### Available data
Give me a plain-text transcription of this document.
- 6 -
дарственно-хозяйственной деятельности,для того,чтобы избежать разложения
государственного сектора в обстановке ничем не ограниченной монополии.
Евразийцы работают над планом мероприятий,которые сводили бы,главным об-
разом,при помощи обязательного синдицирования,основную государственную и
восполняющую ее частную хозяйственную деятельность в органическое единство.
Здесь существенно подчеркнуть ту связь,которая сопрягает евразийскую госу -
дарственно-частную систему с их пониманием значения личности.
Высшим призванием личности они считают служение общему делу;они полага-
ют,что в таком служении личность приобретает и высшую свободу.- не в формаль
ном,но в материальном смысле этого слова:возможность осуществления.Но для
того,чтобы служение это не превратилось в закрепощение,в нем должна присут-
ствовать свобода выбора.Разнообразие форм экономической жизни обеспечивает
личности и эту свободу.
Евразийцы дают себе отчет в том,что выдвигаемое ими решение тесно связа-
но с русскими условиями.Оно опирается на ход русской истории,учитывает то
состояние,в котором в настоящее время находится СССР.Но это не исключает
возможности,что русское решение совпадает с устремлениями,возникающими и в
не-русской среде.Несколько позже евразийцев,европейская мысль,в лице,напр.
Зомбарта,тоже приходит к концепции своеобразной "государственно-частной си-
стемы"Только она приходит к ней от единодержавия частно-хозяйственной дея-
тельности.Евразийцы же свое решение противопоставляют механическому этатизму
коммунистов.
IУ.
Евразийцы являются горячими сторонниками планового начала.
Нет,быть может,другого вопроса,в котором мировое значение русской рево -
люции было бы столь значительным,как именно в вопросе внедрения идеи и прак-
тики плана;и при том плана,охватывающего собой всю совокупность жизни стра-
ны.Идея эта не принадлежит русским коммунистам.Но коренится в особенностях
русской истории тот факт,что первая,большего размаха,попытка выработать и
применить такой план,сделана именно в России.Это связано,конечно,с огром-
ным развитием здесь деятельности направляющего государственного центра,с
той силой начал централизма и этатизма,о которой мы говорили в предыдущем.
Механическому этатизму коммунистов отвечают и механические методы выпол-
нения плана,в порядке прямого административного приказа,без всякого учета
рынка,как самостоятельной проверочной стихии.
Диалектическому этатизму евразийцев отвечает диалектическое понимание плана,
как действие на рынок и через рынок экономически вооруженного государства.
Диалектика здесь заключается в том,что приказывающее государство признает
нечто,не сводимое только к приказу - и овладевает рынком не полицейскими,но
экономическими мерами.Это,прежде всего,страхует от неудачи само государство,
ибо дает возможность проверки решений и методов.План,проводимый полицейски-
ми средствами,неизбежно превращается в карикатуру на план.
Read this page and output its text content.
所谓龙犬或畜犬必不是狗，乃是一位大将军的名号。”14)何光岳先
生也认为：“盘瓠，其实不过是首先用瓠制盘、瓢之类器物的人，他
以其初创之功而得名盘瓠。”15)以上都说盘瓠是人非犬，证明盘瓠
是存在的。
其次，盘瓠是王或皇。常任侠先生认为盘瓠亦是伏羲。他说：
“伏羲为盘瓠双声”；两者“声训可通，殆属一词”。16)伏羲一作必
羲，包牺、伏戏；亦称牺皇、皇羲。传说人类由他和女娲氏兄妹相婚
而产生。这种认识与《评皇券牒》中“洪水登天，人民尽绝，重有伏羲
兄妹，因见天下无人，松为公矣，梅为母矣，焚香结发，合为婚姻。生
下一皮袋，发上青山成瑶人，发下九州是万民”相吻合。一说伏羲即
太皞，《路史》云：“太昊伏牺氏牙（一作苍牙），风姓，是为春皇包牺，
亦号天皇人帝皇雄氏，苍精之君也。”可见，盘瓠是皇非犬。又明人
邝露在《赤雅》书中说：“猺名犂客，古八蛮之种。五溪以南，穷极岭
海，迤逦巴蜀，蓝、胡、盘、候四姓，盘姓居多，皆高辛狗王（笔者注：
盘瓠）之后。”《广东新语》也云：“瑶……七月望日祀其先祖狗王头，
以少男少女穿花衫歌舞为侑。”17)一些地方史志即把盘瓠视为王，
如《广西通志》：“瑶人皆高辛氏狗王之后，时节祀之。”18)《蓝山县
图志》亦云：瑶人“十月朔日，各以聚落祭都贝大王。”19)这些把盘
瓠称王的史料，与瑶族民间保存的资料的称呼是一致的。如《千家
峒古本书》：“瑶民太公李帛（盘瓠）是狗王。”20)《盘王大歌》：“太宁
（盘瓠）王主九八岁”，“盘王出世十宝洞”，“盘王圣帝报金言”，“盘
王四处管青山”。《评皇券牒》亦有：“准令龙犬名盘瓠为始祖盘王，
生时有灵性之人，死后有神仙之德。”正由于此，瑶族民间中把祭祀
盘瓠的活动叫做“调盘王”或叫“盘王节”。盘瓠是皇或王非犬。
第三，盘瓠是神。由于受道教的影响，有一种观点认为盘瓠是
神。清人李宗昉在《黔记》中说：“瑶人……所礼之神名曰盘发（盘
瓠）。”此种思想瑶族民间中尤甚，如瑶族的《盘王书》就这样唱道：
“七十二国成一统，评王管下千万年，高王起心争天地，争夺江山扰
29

### Directions for this task
Reproduce each entry exactly, leaving out nothing.

### Written reply
Give me a plain-text transcription of this document.
- 6 -
дарственно-хозяйственной деятельности,для того,чтобы избежать разложения
государственного сектора в обстановке ничем не ограниченной монополии.
Евразийцы работают над планом мероприятий,которые сводили бы,главным об-
разом,при помощи обязательного синдицирования,основную государственную и
восполняющую ее частную хозяйственную деятельность в органическое единство.
Здесь существенно подчеркнуть ту связь,которая сопрягает евразийскую госу -
дарственно-частную систему с их пониманием значения личности.
Высшим призванием личности они считают служение общему делу;они полага-
ют,что в таком служении личность приобретает и высшую свободу.- не в формаль
ном,но в материальном смысле этого слова:возможность осуществления.Но для
того,чтобы служение это не превратилось в закрепощение,в нем должна присут-
ствовать свобода выбора.Разнообразие форм экономической жизни обеспечивает
личности и эту свободу.
Евразийцы дают себе отчет в том,что выдвигаемое ими решение тесно связа-
но с русскими условиями.Оно опирается на ход русской истории,учитывает то
состояние,в котором в настоящее время находится СССР.Но это не исключает
возможности,что русское решение совпадает с устремлениями,возникающими и в
не-русской среде.Несколько позже евразийцев,европейская мысль,в лице,напр.
Зомбарта,тоже приходит к концепции своеобразной "государственно-частной си-
стемы"Только она приходит к ней от единодержавия частно-хозяйственной дея-
тельности.Евразийцы же свое решение противопоставляют механическому этатизму
коммунистов.
IУ.
Евразийцы являются горячими сторонниками планового начала.
Нет,быть может,другого вопроса,в котором мировое значение русской рево -
люции было бы столь значительным,как именно в вопросе внедрения идеи и прак-
тики плана;и при том плана,охватывающего собой всю совокупность жизни стра-
ны.Идея эта не принадлежит русским коммунистам.Но коренится в особенностях
русской истории тот факт,что первая,большего размаха,попытка выработать и
применить такой план,сделана именно в России.Это связано,конечно,с огром-
ным развитием здесь деятельности направляющего государственного центра,с
той силой начал централизма и этатизма,о которой мы говорили в предыдущем.
Механическому этатизму коммунистов отвечают и механические методы выпол-
нения плана,в порядке прямого административного приказа,без всякого учета
рынка,как самостоятельной проверочной стихии.
Диалектическому этатизму евразийцев отвечает диалектическое понимание плана,
как действие на рынок и через рынок экономически вооруженного государства.
Диалектика здесь заключается в том,что приказывающее государство признает
нечто,не сводимое только к приказу - и овладевает рынком не полицейскими,но
экономическими мерами.Это,прежде всего,страхует от неудачи само государство,
ибо дает возможность проверки решений и методов.План,проводимый полицейски-
ми средствами,неизбежно превращается в карикатуру на план.
Read this page and output its text content.
所谓龙犬或畜犬必不是狗，乃是一位大将军的名号。”14)何光岳先
生也认为：“盘瓠，其实不过是首先用瓠制盘、瓢之类器物的人，他
以其初创之功而得名盘瓠。”15)以上都说盘瓠是人非犬，证明盘瓠
是存在的。
其次，盘瓠是王或皇。常任侠先生认为盘瓠亦是伏羲。他说：
“伏羲为盘瓠双声”；两者“声训可通，殆属一词”。16)伏羲一作必
羲，包牺、伏戏；亦称牺皇、皇羲。传说人类由他和女娲氏兄妹相婚
而产生。这种认识与《评皇券牒》中“洪水登天，人民尽绝，重有伏羲
兄妹，因见天下无人，松为公矣，梅为母矣，焚香结发，合为婚姻。生
下一皮袋，发上青山成瑶人，发下九州是万民”相吻合。一说伏羲即
太皞，《路史》云：“太昊伏牺氏牙（一作苍牙），风姓，是为春皇包牺，
亦号天皇人帝皇雄氏，苍精之君也。”可见，盘瓠是皇非犬。又明人
邝露在《赤雅》书中说：“猺名犂客，古八蛮之种。五溪以南，穷极岭
海，迤逦巴蜀，蓝、胡、盘、候四姓，盘姓居多，皆高辛狗王（笔者注：
盘瓠）之后。”《广东新语》也云：“瑶……七月望日祀其先祖狗王头，
以少男少女穿花衫歌舞为侑。”17)一些地方史志即把盘瓠视为王，
如《广西通志》：“瑶人皆高辛氏狗王之后，时节祀之。”18)《蓝山县
图志》亦云：瑶人“十月朔日，各以聚落祭都贝大王。”19)这些把盘
瓠称王的史料，与瑶族民间保存的资料的称呼是一致的。如《千家
峒古本书》：“瑶民太公李帛（盘瓠）是狗王。”20)《盘王大歌》：“太宁
（盘瓠）王主九八岁”，“盘王出世十宝洞”，“盘王圣帝报金言”，“盘
王四处管青山”。《评皇券牒》亦有：“准令龙犬名盘瓠为始祖盘王，
生时有灵性之人，死后有神仙之德。”正由于此，瑶族民间中把祭祀
盘瓠的活动叫做“调盘王”或叫“盘王节”。盘瓠是皇或王非犬。
第三，盘瓠是神。由于受道教的影响，有一种观点认为盘瓠是
神。清人李宗昉在《黔记》中说：“瑶人……所礼之神名曰盘发（盘
瓠）。”此种思想瑶族民间中尤甚，如瑶族的《盘王书》就这样唱道：
“七十二国成一统，评王管下千万年，高王起心争天地，争夺江山扰
29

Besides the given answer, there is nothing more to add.